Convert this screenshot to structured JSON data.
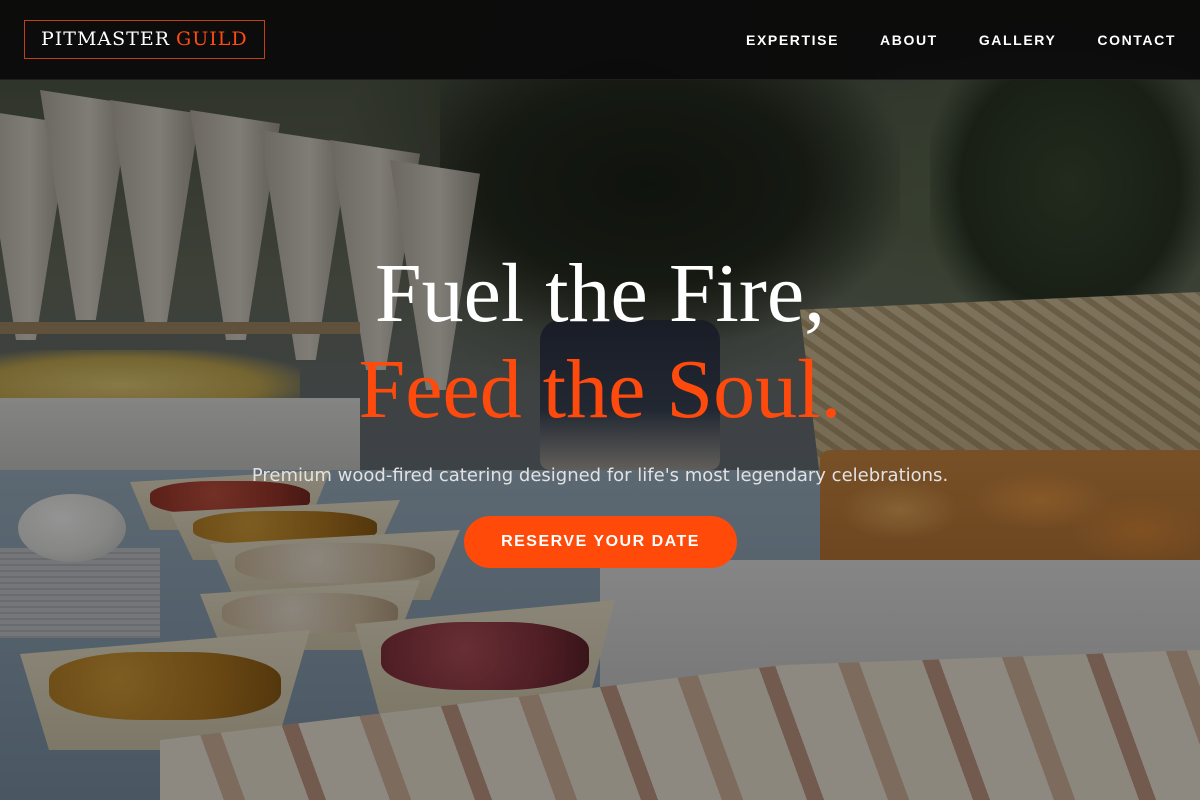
{
  "brand": {
    "name_primary": "PITMASTER",
    "name_accent": "GUILD",
    "accent_color": "#ff4a0d"
  },
  "nav": {
    "links": [
      {
        "label": "EXPERTISE"
      },
      {
        "label": "ABOUT"
      },
      {
        "label": "GALLERY"
      },
      {
        "label": "CONTACT"
      }
    ]
  },
  "hero": {
    "headline_line1": "Fuel the Fire,",
    "headline_line2": "Feed the Soul.",
    "subtitle": "Premium wood-fired catering designed for life's most legendary celebrations.",
    "cta_label": "RESERVE YOUR DATE",
    "background_image": "catering-spread-photo"
  }
}
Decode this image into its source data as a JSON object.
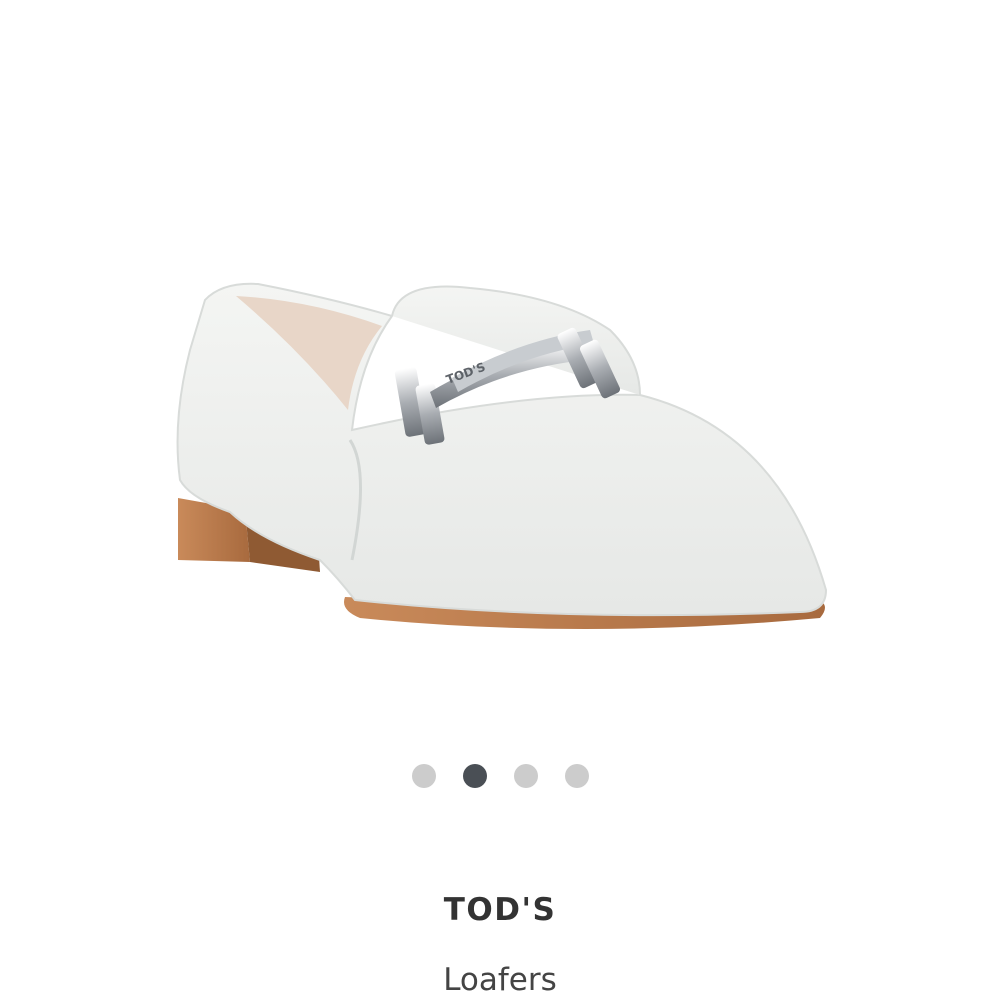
{
  "product": {
    "brand": "TOD'S",
    "category": "Loafers",
    "image_icon": "white-leather-loafer-with-metal-bit",
    "logo_engraving": "TOD'S"
  },
  "carousel": {
    "total_slides": 4,
    "active_slide": 2,
    "active_color": "#4a4f55",
    "inactive_color": "#cccccc"
  },
  "colors": {
    "background": "#ffffff",
    "brand_text": "#333333",
    "category_text": "#444444"
  }
}
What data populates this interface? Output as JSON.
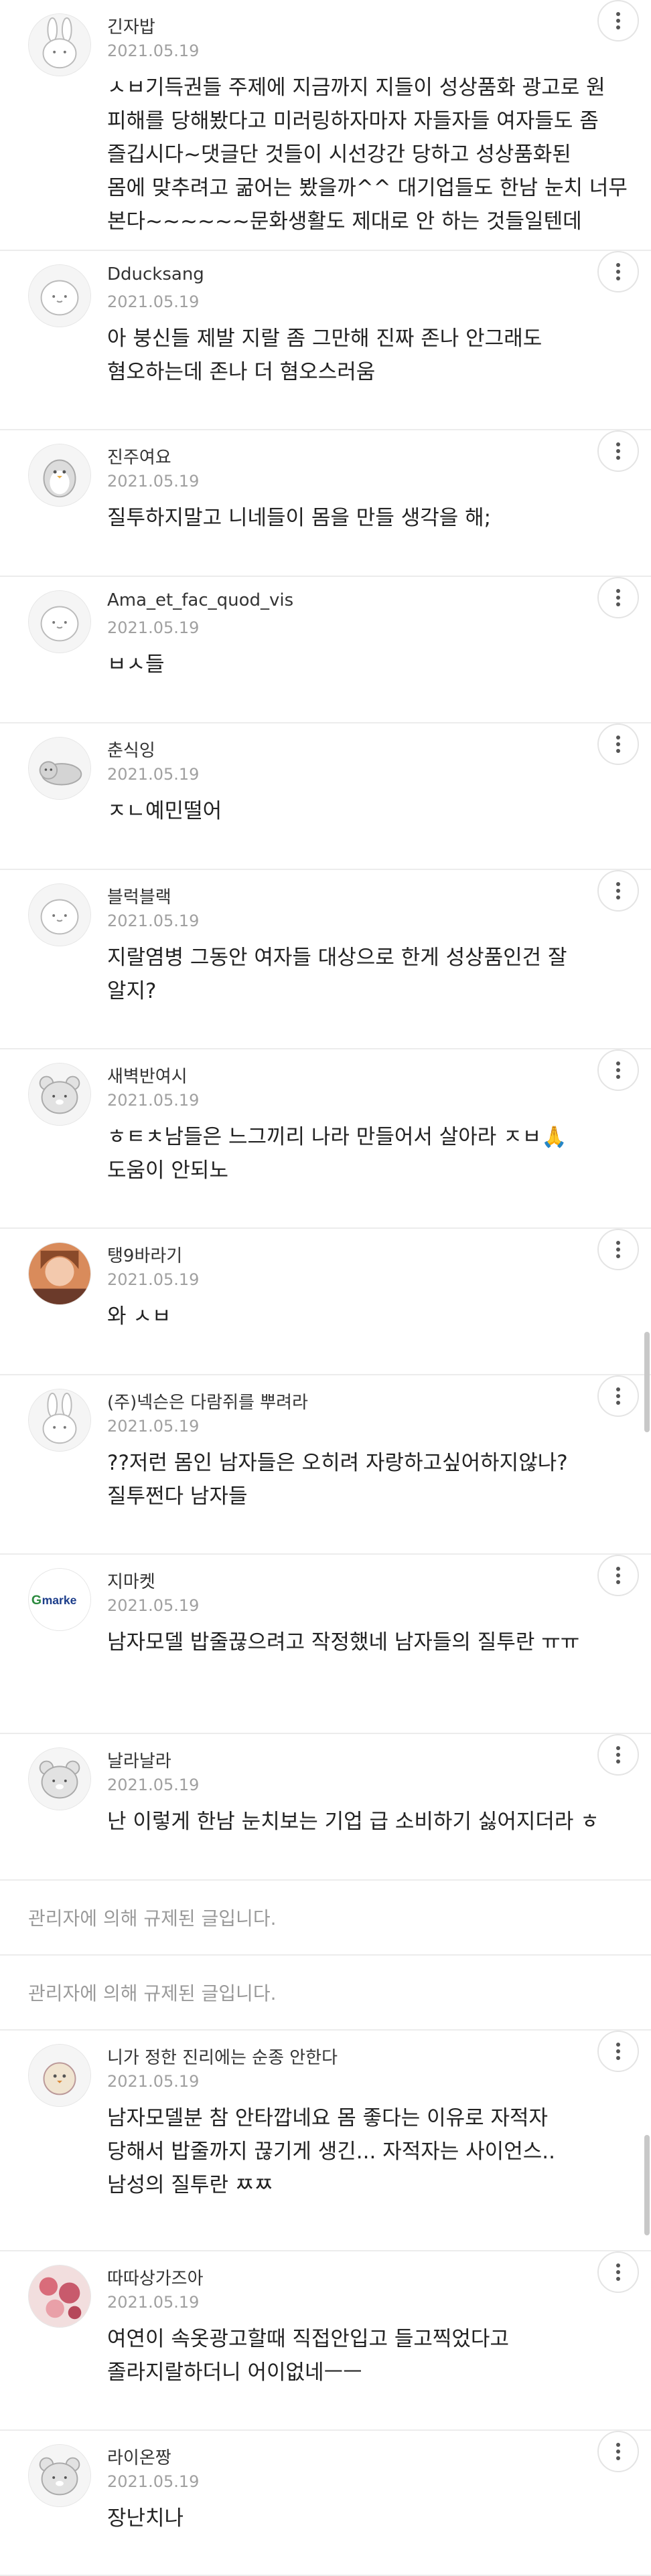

● ● ● ● ● ● ●

Requirements – Return each line exactly as written. Any picture gets left out.

Answer for this exercise –
Convert this screenshot to structured JSON data.
{
  "brand": {
    "name_primary": "PITMASTER",
    "name_accent": "GUILD",
    "accent_color": "#ff4a0d"
  },
  "nav": {
    "links": [
      {
        "label": "EXPERTISE"
      },
      {
        "label": "ABOUT"
      },
      {
        "label": "GALLERY"
      },
      {
        "label": "CONTACT"
      }
    ]
  },
  "hero": {
    "headline_line1": "Fuel the Fire,",
    "headline_line2": "Feed the Soul.",
    "subtitle": "Premium wood-fired catering designed for life's most legendary celebrations.",
    "cta_label": "RESERVE YOUR DATE",
    "background_image": "catering-spread-photo"
  }
}
Decode this image into its source data as a JSON object.
{
  "product": {
    "brand": "TOD'S",
    "category": "Loafers",
    "image_icon": "white-leather-loafer-with-metal-bit",
    "logo_engraving": "TOD'S"
  },
  "carousel": {
    "total_slides": 4,
    "active_slide": 2,
    "active_color": "#4a4f55",
    "inactive_color": "#cccccc"
  },
  "colors": {
    "background": "#ffffff",
    "brand_text": "#333333",
    "category_text": "#444444"
  }
}
What data populates this interface? Output as JSON.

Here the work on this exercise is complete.